TASK TO CARRY OUT — Leave out any pictures and transcribe all other data below exactly.

* * * * * * *

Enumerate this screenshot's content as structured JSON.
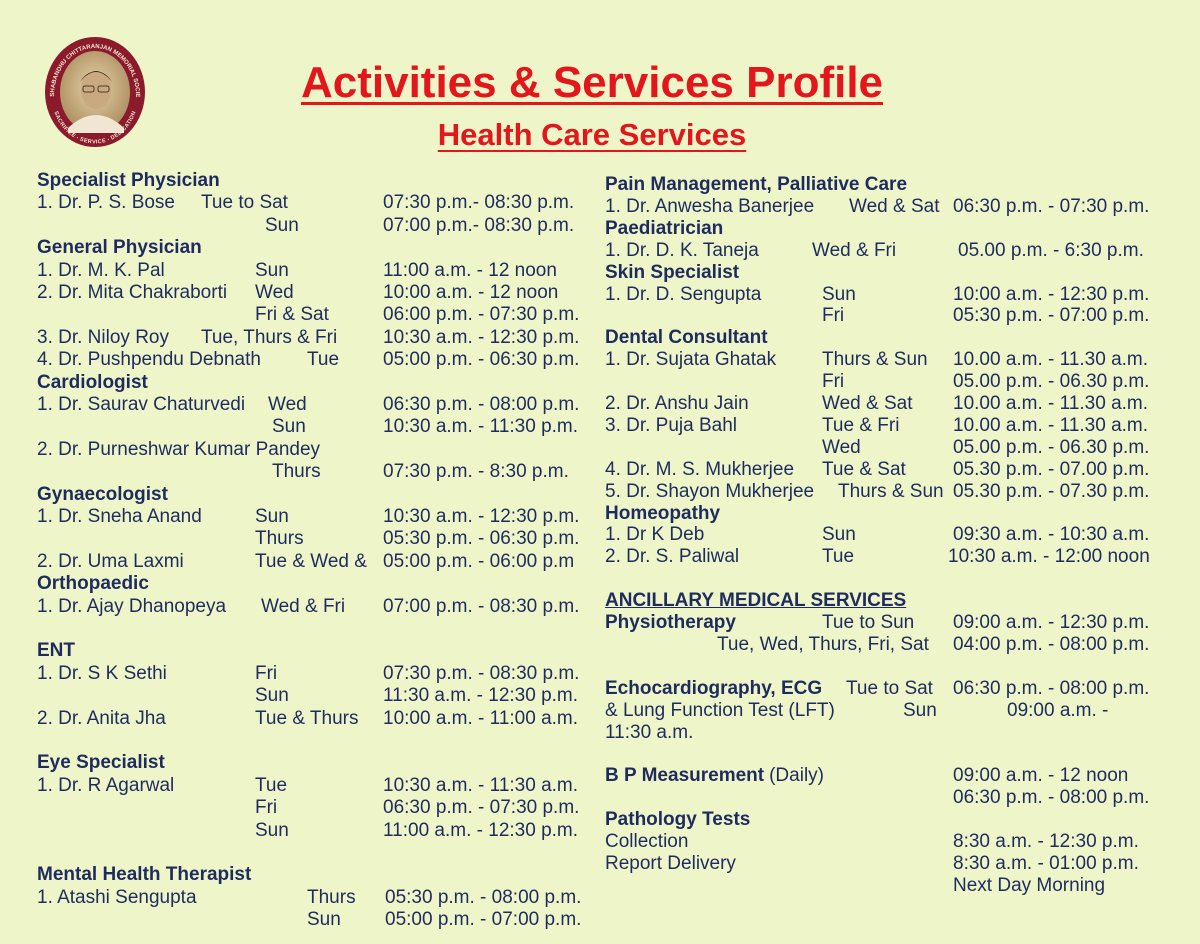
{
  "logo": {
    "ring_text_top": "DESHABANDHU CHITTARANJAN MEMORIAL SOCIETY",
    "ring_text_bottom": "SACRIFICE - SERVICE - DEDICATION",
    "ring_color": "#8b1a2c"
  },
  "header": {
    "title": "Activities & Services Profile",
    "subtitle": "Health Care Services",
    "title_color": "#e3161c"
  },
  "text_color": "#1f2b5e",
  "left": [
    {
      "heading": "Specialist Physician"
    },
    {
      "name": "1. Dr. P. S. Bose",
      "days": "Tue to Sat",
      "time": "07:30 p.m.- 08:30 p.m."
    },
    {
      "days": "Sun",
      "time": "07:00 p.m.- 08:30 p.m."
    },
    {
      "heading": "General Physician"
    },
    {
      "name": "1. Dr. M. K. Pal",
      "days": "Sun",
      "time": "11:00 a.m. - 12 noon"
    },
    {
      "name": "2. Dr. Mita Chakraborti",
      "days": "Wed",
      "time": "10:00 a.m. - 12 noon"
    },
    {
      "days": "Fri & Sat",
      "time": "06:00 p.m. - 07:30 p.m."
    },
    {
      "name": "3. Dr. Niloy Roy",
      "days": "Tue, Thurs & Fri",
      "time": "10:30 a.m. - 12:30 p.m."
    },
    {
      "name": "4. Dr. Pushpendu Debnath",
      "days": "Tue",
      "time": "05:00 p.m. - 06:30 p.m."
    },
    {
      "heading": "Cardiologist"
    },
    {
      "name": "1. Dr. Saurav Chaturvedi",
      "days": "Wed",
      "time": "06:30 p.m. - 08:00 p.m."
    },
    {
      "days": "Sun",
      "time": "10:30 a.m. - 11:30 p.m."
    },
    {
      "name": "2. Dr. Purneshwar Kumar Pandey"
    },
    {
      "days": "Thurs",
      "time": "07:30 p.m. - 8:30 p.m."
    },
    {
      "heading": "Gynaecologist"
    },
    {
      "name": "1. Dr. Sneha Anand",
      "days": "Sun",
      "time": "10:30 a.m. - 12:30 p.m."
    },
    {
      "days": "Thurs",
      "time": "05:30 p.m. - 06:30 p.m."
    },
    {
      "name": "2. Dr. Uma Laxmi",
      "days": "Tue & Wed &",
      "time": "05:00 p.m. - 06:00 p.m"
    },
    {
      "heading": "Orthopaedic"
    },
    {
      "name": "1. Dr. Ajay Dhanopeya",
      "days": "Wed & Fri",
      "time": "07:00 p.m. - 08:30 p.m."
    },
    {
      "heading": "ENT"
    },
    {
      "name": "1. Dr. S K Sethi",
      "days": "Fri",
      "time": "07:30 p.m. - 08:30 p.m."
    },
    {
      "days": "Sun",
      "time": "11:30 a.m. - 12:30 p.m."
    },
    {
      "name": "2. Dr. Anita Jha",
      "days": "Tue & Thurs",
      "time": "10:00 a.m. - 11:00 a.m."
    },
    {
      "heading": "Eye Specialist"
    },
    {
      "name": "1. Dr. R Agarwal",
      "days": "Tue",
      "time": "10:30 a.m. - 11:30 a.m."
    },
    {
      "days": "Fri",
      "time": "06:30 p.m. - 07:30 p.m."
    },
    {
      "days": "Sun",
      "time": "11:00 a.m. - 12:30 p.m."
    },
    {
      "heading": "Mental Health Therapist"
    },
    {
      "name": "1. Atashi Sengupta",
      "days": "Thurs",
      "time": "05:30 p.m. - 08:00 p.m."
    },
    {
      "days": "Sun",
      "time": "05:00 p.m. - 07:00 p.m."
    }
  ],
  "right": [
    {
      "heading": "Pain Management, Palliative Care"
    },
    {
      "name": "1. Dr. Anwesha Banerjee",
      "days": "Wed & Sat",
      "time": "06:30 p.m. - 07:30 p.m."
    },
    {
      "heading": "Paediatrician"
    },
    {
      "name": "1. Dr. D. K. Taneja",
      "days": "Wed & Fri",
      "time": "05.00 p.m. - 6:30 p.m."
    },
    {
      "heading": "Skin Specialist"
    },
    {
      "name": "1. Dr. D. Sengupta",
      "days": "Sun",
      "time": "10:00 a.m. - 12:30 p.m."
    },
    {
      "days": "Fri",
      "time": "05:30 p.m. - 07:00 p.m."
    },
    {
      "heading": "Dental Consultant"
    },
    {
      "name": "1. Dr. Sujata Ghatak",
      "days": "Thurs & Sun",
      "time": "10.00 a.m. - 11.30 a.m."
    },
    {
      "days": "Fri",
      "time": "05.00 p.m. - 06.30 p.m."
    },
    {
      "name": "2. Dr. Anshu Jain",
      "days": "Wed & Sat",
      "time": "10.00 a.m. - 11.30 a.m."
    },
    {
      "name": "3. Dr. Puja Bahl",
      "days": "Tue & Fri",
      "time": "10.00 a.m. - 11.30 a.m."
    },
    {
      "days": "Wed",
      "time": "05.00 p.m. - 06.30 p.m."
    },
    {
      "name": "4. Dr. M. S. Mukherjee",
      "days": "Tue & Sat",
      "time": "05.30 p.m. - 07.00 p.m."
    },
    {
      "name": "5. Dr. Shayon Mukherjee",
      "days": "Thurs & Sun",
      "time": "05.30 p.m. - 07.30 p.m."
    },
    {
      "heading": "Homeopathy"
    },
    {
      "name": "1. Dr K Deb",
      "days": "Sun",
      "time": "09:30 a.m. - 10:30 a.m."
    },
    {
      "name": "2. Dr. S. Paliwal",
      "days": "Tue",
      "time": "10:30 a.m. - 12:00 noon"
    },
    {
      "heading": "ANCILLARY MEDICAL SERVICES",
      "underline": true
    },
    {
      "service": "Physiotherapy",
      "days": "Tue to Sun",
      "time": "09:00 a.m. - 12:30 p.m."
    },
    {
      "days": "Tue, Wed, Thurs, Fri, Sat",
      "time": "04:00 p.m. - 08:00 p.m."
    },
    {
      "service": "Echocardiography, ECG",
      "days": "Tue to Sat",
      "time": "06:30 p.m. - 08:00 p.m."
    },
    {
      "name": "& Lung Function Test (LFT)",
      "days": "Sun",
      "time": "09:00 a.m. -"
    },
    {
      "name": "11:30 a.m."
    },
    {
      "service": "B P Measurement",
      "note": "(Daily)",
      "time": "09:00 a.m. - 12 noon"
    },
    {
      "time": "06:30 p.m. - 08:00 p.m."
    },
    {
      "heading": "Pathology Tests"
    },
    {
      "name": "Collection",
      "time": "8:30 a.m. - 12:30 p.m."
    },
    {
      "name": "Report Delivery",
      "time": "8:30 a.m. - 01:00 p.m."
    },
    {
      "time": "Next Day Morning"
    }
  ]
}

* * * * * * *

RESULT —
Enumerate this screenshot's content as structured JSON.
{
  "logo": {
    "ring_text_top": "DESHABANDHU CHITTARANJAN MEMORIAL SOCIETY",
    "ring_text_bottom": "SACRIFICE - SERVICE - DEDICATION",
    "ring_color": "#8b1a2c"
  },
  "header": {
    "title": "Activities & Services Profile",
    "subtitle": "Health Care Services",
    "title_color": "#e3161c"
  },
  "text_color": "#1f2b5e",
  "left": [
    {
      "heading": "Specialist Physician"
    },
    {
      "name": "1. Dr. P. S. Bose",
      "days": "Tue to Sat",
      "time": "07:30 p.m.- 08:30 p.m."
    },
    {
      "days": "Sun",
      "time": "07:00 p.m.- 08:30 p.m."
    },
    {
      "heading": "General Physician"
    },
    {
      "name": "1. Dr. M. K. Pal",
      "days": "Sun",
      "time": "11:00 a.m. - 12 noon"
    },
    {
      "name": "2. Dr. Mita Chakraborti",
      "days": "Wed",
      "time": "10:00 a.m. - 12 noon"
    },
    {
      "days": "Fri & Sat",
      "time": "06:00 p.m. - 07:30 p.m."
    },
    {
      "name": "3. Dr. Niloy Roy",
      "days": "Tue, Thurs & Fri",
      "time": "10:30 a.m. - 12:30 p.m."
    },
    {
      "name": "4. Dr. Pushpendu Debnath",
      "days": "Tue",
      "time": "05:00 p.m. - 06:30 p.m."
    },
    {
      "heading": "Cardiologist"
    },
    {
      "name": "1. Dr. Saurav Chaturvedi",
      "days": "Wed",
      "time": "06:30 p.m. - 08:00 p.m."
    },
    {
      "days": "Sun",
      "time": "10:30 a.m. - 11:30 p.m."
    },
    {
      "name": "2. Dr. Purneshwar Kumar Pandey"
    },
    {
      "days": "Thurs",
      "time": "07:30 p.m. - 8:30 p.m."
    },
    {
      "heading": "Gynaecologist"
    },
    {
      "name": "1. Dr. Sneha Anand",
      "days": "Sun",
      "time": "10:30 a.m. - 12:30 p.m."
    },
    {
      "days": "Thurs",
      "time": "05:30 p.m. - 06:30 p.m."
    },
    {
      "name": "2. Dr. Uma Laxmi",
      "days": "Tue & Wed &",
      "time": "05:00 p.m. - 06:00 p.m"
    },
    {
      "heading": "Orthopaedic"
    },
    {
      "name": "1. Dr. Ajay Dhanopeya",
      "days": "Wed & Fri",
      "time": "07:00 p.m. - 08:30 p.m."
    },
    {
      "heading": "ENT"
    },
    {
      "name": "1. Dr. S K Sethi",
      "days": "Fri",
      "time": "07:30 p.m. - 08:30 p.m."
    },
    {
      "days": "Sun",
      "time": "11:30 a.m. - 12:30 p.m."
    },
    {
      "name": "2. Dr. Anita Jha",
      "days": "Tue & Thurs",
      "time": "10:00 a.m. - 11:00 a.m."
    },
    {
      "heading": "Eye Specialist"
    },
    {
      "name": "1. Dr. R Agarwal",
      "days": "Tue",
      "time": "10:30 a.m. - 11:30 a.m."
    },
    {
      "days": "Fri",
      "time": "06:30 p.m. - 07:30 p.m."
    },
    {
      "days": "Sun",
      "time": "11:00 a.m. - 12:30 p.m."
    },
    {
      "heading": "Mental Health Therapist"
    },
    {
      "name": "1. Atashi Sengupta",
      "days": "Thurs",
      "time": "05:30 p.m. - 08:00 p.m."
    },
    {
      "days": "Sun",
      "time": "05:00 p.m. - 07:00 p.m."
    }
  ],
  "right": [
    {
      "heading": "Pain Management, Palliative Care"
    },
    {
      "name": "1. Dr. Anwesha Banerjee",
      "days": "Wed & Sat",
      "time": "06:30 p.m. - 07:30 p.m."
    },
    {
      "heading": "Paediatrician"
    },
    {
      "name": "1. Dr. D. K. Taneja",
      "days": "Wed & Fri",
      "time": "05.00 p.m. - 6:30 p.m."
    },
    {
      "heading": "Skin Specialist"
    },
    {
      "name": "1. Dr. D. Sengupta",
      "days": "Sun",
      "time": "10:00 a.m. - 12:30 p.m."
    },
    {
      "days": "Fri",
      "time": "05:30 p.m. - 07:00 p.m."
    },
    {
      "heading": "Dental Consultant"
    },
    {
      "name": "1. Dr. Sujata Ghatak",
      "days": "Thurs & Sun",
      "time": "10.00 a.m. - 11.30 a.m."
    },
    {
      "days": "Fri",
      "time": "05.00 p.m. - 06.30 p.m."
    },
    {
      "name": "2. Dr. Anshu Jain",
      "days": "Wed & Sat",
      "time": "10.00 a.m. - 11.30 a.m."
    },
    {
      "name": "3. Dr. Puja Bahl",
      "days": "Tue & Fri",
      "time": "10.00 a.m. - 11.30 a.m."
    },
    {
      "days": "Wed",
      "time": "05.00 p.m. - 06.30 p.m."
    },
    {
      "name": "4. Dr. M. S. Mukherjee",
      "days": "Tue & Sat",
      "time": "05.30 p.m. - 07.00 p.m."
    },
    {
      "name": "5. Dr. Shayon Mukherjee",
      "days": "Thurs & Sun",
      "time": "05.30 p.m. - 07.30 p.m."
    },
    {
      "heading": "Homeopathy"
    },
    {
      "name": "1. Dr K Deb",
      "days": "Sun",
      "time": "09:30 a.m. - 10:30 a.m."
    },
    {
      "name": "2. Dr. S. Paliwal",
      "days": "Tue",
      "time": "10:30 a.m. - 12:00 noon"
    },
    {
      "heading": "ANCILLARY MEDICAL SERVICES",
      "underline": true
    },
    {
      "service": "Physiotherapy",
      "days": "Tue to Sun",
      "time": "09:00 a.m. - 12:30 p.m."
    },
    {
      "days": "Tue, Wed, Thurs, Fri, Sat",
      "time": "04:00 p.m. - 08:00 p.m."
    },
    {
      "service": "Echocardiography, ECG",
      "days": "Tue to Sat",
      "time": "06:30 p.m. - 08:00 p.m."
    },
    {
      "name": "& Lung Function Test (LFT)",
      "days": "Sun",
      "time": "09:00 a.m. -"
    },
    {
      "name": "11:30 a.m."
    },
    {
      "service": "B P Measurement",
      "note": "(Daily)",
      "time": "09:00 a.m. - 12 noon"
    },
    {
      "time": "06:30 p.m. - 08:00 p.m."
    },
    {
      "heading": "Pathology Tests"
    },
    {
      "name": "Collection",
      "time": "8:30 a.m. - 12:30 p.m."
    },
    {
      "name": "Report Delivery",
      "time": "8:30 a.m. - 01:00 p.m."
    },
    {
      "time": "Next Day Morning"
    }
  ]
}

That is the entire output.